▶ **OBJECTIVE**: Go through the entries below and print each one exactly, leaving out pictures.

■ ■ ■ ■

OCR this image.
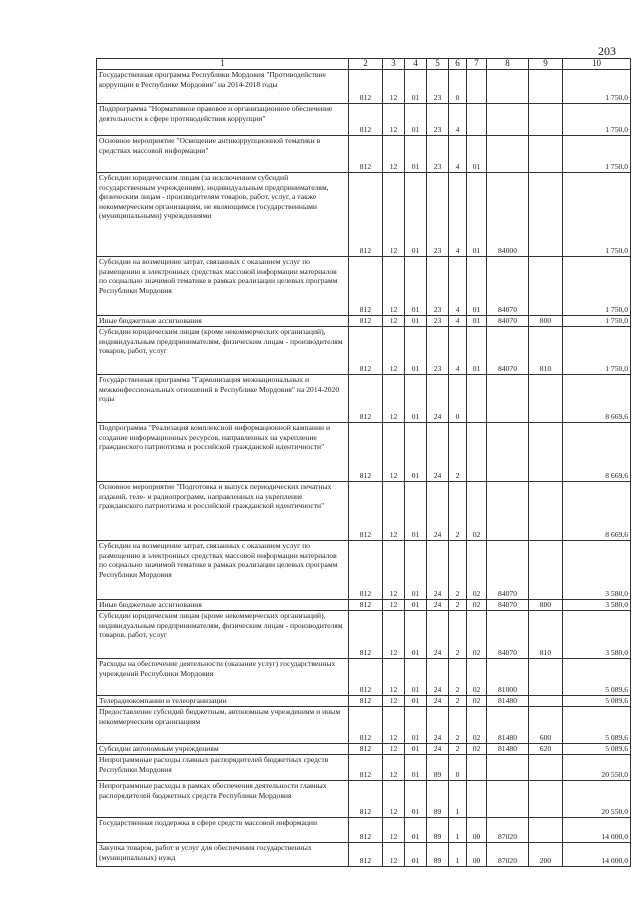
203
1	2	3	4	5	6	7	8	9	10
Государственная программа Республики Мордовия "Противодействие коррупции в Республике Мордовия" на 2014-2018 годы	812	12	01	23	0				1 750,0
Подпрограмма "Нормативное правовое и организационное обеспечение деятельности в сфере противодействия коррупции"	812	12	01	23	4				1 750,0
Основное мероприятие "Освещение антикоррупционной тематики в средствах массовой информации"	812	12	01	23	4	01			1 750,0
Субсидии юридическим лицам (за исключением субсидий государственным учреждениям), индивидуальным предпринимателям, физическим лицам - производителям товаров, работ, услуг, а также некоммерческим организациям, не являющимся государственными (муниципальными) учреждениями	812	12	01	23	4	01	84000		1 750,0
Субсидии на возмещение затрат, связанных с оказанием услуг по размещению в электронных средствах массовой информации материалов по социально значимой тематике в рамках реализации целевых программ Республики Мордовия	812	12	01	23	4	01	84070		1 750,0
Иные бюджетные ассигнования	812	12	01	23	4	01	84070	800	1 750,0
Субсидии юридическим лицам (кроме некоммерческих организаций), индивидуальным предпринимателям, физическим лицам - производителям товаров, работ, услуг	812	12	01	23	4	01	84070	810	1 750,0
Государственная программа "Гармонизация межнациональных и межконфессиональных отношений в Республике Мордовия" на 2014-2020 годы	812	12	01	24	0				8 669,6
Подпрограмма "Реализация комплексной информационной кампании и создание информационных ресурсов, направленных на укрепление гражданского патриотизма и российской гражданской идентичности"	812	12	01	24	2				8 669,6
Основное мероприятие "Подготовка и выпуск периодических печатных изданий, теле- и радиопрограмм, направленных на укрепление гражданского патриотизма и российской гражданской идентичности"	812	12	01	24	2	02			8 669,6
Субсидии на возмещение затрат, связанных с оказанием услуг по размещению в электронных средствах массовой информации материалов по социально значимой тематике в рамках реализации целевых программ Республики Мордовия	812	12	01	24	2	02	84070		3 580,0
Иные бюджетные ассигнования	812	12	01	24	2	02	84070	800	3 580,0
Субсидии юридическим лицам (кроме некоммерческих организаций), индивидуальным предпринимателям, физическим лицам - производителям товаров, работ, услуг	812	12	01	24	2	02	84070	810	3 580,0
Расходы на обеспечение деятельности (оказание услуг) государственных учреждений Республики Мордовия	812	12	01	24	2	02	81000		5 089,6
Телерадиокомпании и телеорганизации	812	12	01	24	2	02	81480		5 089,6
Предоставление субсидий бюджетным, автономным учреждениям и иным некоммерческим организациям	812	12	01	24	2	02	81480	600	5 089,6
Субсидии автономным учреждениям	812	12	01	24	2	02	81480	620	5 089,6
Непрограммные расходы главных распорядителей бюджетных средств Республики Мордовия	812	12	01	89	0				20 550,0
Непрограммные расходы в рамках обеспечения деятельности главных распорядителей бюджетных средств Республики Мордовия	812	12	01	89	1				20 550,0
Государственная поддержка в сфере средств массовой информации	812	12	01	89	1	00	87020		14 000,0
Закупка товаров, работ и услуг для обеспечения государственных (муниципальных) нужд	812	12	01	89	1	00	87020	200	14 000,0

■ ■ ■ ■

▶ **ANSWER TO THIS EXERCISE**:
OCR this image.
203
1	2	3	4	5	6	7	8	9	10
Государственная программа Республики Мордовия "Противодействие коррупции в Республике Мордовия" на 2014-2018 годы	812	12	01	23	0				1 750,0
Подпрограмма "Нормативное правовое и организационное обеспечение деятельности в сфере противодействия коррупции"	812	12	01	23	4				1 750,0
Основное мероприятие "Освещение антикоррупционной тематики в средствах массовой информации"	812	12	01	23	4	01			1 750,0
Субсидии юридическим лицам (за исключением субсидий государственным учреждениям), индивидуальным предпринимателям, физическим лицам - производителям товаров, работ, услуг, а также некоммерческим организациям, не являющимся государственными (муниципальными) учреждениями	812	12	01	23	4	01	84000		1 750,0
Субсидии на возмещение затрат, связанных с оказанием услуг по размещению в электронных средствах массовой информации материалов по социально значимой тематике в рамках реализации целевых программ Республики Мордовия	812	12	01	23	4	01	84070		1 750,0
Иные бюджетные ассигнования	812	12	01	23	4	01	84070	800	1 750,0
Субсидии юридическим лицам (кроме некоммерческих организаций), индивидуальным предпринимателям, физическим лицам - производителям товаров, работ, услуг	812	12	01	23	4	01	84070	810	1 750,0
Государственная программа "Гармонизация межнациональных и межконфессиональных отношений в Республике Мордовия" на 2014-2020 годы	812	12	01	24	0				8 669,6
Подпрограмма "Реализация комплексной информационной кампании и создание информационных ресурсов, направленных на укрепление гражданского патриотизма и российской гражданской идентичности"	812	12	01	24	2				8 669,6
Основное мероприятие "Подготовка и выпуск периодических печатных изданий, теле- и радиопрограмм, направленных на укрепление гражданского патриотизма и российской гражданской идентичности"	812	12	01	24	2	02			8 669,6
Субсидии на возмещение затрат, связанных с оказанием услуг по размещению в электронных средствах массовой информации материалов по социально значимой тематике в рамках реализации целевых программ Республики Мордовия	812	12	01	24	2	02	84070		3 580,0
Иные бюджетные ассигнования	812	12	01	24	2	02	84070	800	3 580,0
Субсидии юридическим лицам (кроме некоммерческих организаций), индивидуальным предпринимателям, физическим лицам - производителям товаров, работ, услуг	812	12	01	24	2	02	84070	810	3 580,0
Расходы на обеспечение деятельности (оказание услуг) государственных учреждений Республики Мордовия	812	12	01	24	2	02	81000		5 089,6
Телерадиокомпании и телеорганизации	812	12	01	24	2	02	81480		5 089,6
Предоставление субсидий бюджетным, автономным учреждениям и иным некоммерческим организациям	812	12	01	24	2	02	81480	600	5 089,6
Субсидии автономным учреждениям	812	12	01	24	2	02	81480	620	5 089,6
Непрограммные расходы главных распорядителей бюджетных средств Республики Мордовия	812	12	01	89	0				20 550,0
Непрограммные расходы в рамках обеспечения деятельности главных распорядителей бюджетных средств Республики Мордовия	812	12	01	89	1				20 550,0
Государственная поддержка в сфере средств массовой информации	812	12	01	89	1	00	87020		14 000,0
Закупка товаров, работ и услуг для обеспечения государственных (муниципальных) нужд	812	12	01	89	1	00	87020	200	14 000,0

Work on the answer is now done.